To do:
Pick out each line containing the string "text" and copy it.

Record extracts:
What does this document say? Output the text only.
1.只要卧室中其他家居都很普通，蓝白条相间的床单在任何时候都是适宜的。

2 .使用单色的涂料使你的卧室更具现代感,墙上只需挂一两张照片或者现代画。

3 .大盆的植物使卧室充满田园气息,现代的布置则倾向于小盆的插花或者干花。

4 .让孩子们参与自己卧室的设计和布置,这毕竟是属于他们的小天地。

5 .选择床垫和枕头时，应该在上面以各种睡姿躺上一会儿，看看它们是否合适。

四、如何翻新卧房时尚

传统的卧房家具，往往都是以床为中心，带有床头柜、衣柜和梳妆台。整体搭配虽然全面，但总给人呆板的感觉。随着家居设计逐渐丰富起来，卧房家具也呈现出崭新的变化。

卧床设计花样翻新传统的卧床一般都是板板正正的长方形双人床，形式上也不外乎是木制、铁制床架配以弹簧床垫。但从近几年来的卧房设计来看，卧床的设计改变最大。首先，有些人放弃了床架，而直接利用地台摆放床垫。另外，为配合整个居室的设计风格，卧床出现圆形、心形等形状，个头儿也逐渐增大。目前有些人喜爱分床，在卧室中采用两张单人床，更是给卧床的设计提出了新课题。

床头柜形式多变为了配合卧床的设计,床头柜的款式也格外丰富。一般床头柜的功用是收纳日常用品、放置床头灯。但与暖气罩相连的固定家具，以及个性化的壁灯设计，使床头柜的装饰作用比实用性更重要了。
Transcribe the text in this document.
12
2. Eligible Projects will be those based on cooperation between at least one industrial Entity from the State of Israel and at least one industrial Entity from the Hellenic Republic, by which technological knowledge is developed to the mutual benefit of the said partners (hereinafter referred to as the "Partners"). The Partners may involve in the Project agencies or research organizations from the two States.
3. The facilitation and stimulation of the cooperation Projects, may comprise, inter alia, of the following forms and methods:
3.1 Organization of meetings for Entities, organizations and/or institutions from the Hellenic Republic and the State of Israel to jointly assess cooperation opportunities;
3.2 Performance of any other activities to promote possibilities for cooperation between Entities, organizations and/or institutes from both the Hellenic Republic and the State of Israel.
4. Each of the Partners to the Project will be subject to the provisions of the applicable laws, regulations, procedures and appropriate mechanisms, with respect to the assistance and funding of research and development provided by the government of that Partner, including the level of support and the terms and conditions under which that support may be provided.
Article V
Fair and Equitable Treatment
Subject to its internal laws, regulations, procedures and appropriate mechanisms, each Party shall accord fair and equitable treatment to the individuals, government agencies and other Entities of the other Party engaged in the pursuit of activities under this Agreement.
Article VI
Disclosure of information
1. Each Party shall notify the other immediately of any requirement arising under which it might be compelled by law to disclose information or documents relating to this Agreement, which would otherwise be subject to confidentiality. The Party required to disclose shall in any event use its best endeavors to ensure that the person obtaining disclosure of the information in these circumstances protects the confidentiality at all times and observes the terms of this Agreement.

Exercise result:
What does this document say? Output the text only.
Transcribe the text in this document.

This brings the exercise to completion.